# START OF Material for the task

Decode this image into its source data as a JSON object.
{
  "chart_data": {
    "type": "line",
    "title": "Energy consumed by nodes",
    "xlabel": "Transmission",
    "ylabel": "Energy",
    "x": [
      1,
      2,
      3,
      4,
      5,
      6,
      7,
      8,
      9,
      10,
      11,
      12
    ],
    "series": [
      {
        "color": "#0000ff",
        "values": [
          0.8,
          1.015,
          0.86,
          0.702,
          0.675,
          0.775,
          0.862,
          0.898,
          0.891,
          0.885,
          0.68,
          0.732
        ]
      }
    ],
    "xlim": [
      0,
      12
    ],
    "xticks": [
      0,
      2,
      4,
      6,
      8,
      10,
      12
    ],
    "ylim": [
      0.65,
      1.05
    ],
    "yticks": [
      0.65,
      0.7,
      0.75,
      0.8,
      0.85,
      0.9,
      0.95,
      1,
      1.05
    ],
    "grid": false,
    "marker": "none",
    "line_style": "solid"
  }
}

# END OF Material for the task
# START OF Material for the task

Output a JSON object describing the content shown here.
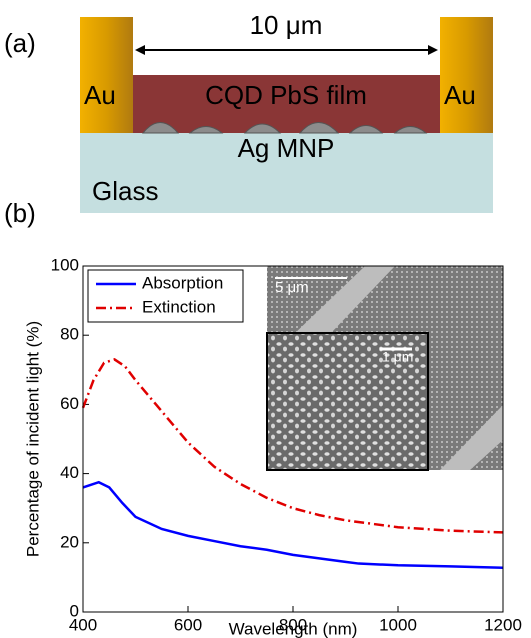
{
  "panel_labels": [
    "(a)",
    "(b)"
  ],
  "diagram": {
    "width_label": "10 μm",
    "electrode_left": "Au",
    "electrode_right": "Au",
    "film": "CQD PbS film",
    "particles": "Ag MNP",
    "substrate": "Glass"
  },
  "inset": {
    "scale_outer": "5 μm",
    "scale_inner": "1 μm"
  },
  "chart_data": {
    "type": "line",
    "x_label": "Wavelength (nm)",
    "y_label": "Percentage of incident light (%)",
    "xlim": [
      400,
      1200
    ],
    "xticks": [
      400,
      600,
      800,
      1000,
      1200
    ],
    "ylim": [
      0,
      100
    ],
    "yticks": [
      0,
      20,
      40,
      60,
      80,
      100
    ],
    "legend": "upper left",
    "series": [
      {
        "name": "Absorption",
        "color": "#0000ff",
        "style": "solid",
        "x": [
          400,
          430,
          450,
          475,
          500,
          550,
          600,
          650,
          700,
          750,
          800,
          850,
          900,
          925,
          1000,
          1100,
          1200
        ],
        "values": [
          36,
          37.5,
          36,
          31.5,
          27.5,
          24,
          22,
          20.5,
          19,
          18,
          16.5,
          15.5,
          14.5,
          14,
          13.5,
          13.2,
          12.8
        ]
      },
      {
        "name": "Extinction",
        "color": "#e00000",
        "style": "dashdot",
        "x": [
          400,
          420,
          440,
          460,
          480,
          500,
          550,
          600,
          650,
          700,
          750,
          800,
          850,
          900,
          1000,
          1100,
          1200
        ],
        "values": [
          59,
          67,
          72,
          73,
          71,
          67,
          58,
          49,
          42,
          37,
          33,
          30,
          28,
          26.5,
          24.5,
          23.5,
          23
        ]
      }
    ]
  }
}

# END OF Material for the task

▸ **Exercise goal**: Identify all lines where the word "Energy" shows up. Copy them.

▸ **Answer to the exercise**:
    "title": "Energy consumed by nodes",
    "ylabel": "Energy",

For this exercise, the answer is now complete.